## TASKS TO PERFORM
(a) In the passage about the boy from Wessex, what did the shell that came through the kitchen smash up?
(b) Summarize the passage about the boy from Wessex in two sentences.
(c) Resume the passage about the boy from Wessex after its last sentence.

## QUOTED PASSAGE
"How's it going, my lad!" asked his officer, who came to visit the aid post.
"Well, sir," he answered, "it's rather hotter than the last place, except for direct hits."
He laughed "like anything" again when a shell came through the kitchen and smashed up the stove, and failed to kill an old lady, already covered with bruises but very talkative. He laughed again when they had to pack up traps in a hurry, with the stiff body of a small dead child on the top of the kit and a barrage down the street.
"This is the funniest old show I ever did see," was the comment of the boy from Wessex, and certainly, when one comes to think of it, it is a funny thing that such things should happen in this civilized world of ours and in this Christian age. But the boy from Wessex, and others like him, did not let their sense of humour get the better of their pity or their work of rescue. They crawled out and dragged in the bodies of dead or wounded people.

## DATA SECTION
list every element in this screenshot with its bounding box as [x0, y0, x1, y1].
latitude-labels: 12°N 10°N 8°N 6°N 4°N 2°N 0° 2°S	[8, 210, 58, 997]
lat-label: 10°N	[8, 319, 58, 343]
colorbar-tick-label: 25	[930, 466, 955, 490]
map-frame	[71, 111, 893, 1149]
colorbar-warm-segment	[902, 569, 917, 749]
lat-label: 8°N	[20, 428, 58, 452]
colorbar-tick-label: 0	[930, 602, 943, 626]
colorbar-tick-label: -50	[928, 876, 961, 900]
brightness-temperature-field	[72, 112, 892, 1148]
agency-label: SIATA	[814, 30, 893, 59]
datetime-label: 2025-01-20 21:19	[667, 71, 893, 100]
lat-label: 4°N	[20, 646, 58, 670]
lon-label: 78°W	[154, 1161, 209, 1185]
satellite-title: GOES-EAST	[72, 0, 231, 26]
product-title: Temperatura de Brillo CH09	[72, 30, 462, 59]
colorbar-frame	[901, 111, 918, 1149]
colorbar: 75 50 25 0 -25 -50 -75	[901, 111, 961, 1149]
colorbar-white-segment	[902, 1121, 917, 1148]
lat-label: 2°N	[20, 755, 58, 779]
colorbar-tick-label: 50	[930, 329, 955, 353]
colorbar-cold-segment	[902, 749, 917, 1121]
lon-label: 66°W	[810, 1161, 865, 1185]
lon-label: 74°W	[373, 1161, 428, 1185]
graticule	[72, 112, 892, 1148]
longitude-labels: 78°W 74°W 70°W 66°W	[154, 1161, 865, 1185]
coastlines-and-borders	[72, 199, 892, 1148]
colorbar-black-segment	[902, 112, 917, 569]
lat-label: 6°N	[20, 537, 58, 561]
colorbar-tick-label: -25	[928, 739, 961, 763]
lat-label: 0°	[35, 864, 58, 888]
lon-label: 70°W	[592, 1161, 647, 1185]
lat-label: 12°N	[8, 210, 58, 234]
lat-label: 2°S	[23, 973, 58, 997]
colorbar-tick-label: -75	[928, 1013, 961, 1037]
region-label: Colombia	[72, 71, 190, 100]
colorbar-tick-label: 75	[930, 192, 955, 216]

## ANSWER SET
(a) It smashed up the stove.

(b) At an aid post under fire, the boy from Wessex laughed when a shell smashed the kitchen stove and when they had to pack up in a hurry under a barrage, calling it the funniest old show he ever saw. Yet neither he nor others like him let their sense of humor get the better of their pity or their rescue work, and they crawled out to drag in the bodies of dead or wounded people.

(c)
Down below in the cellars was a crowd of poor people, mostly women and girls, and when the shell-fire was at its height their wailing and their prayers were rather troublesome to the Wessex boy and his comrades upstairs bandaging the wounded. The R.A.M.C. men, at most deadly risk to themselves, managed to clear most of the cellars, carrying out the people on shutters, and taking them away in ambulances to hospitals. To one of these casualty clearing-stations was brought a boy of nineteen, who had been gassed. He was a life-long paralytic and wizened like an old man, and deaf and dumb. Nobody knew where he had come from or to whom he belonged, but he had one creature faithful to him. It was a small dog, who came on the stretcher with him, sitting on his chest. It watched close to him when he lay in the hospital, and went away with him, sitting on his chest again, when he was sent farther away to another clearing-station. This dog's fidelity to the paralysed boy, who was deaf and dumb and gassed, seems to men who have seen many sights of war and this agony in Armentières the most pitiful thing they know.
Yesterday, apart from the knocking of anti-aircraft guns and the drone of our planes, it was all quiet there, and I walked through the silent streets over the broken bricks and glass, and was startled by the utter death of the town. For this quietude and ruin of a place that one has seen full of life gives one a sinister sensation, and one is frightened by one's loneliness.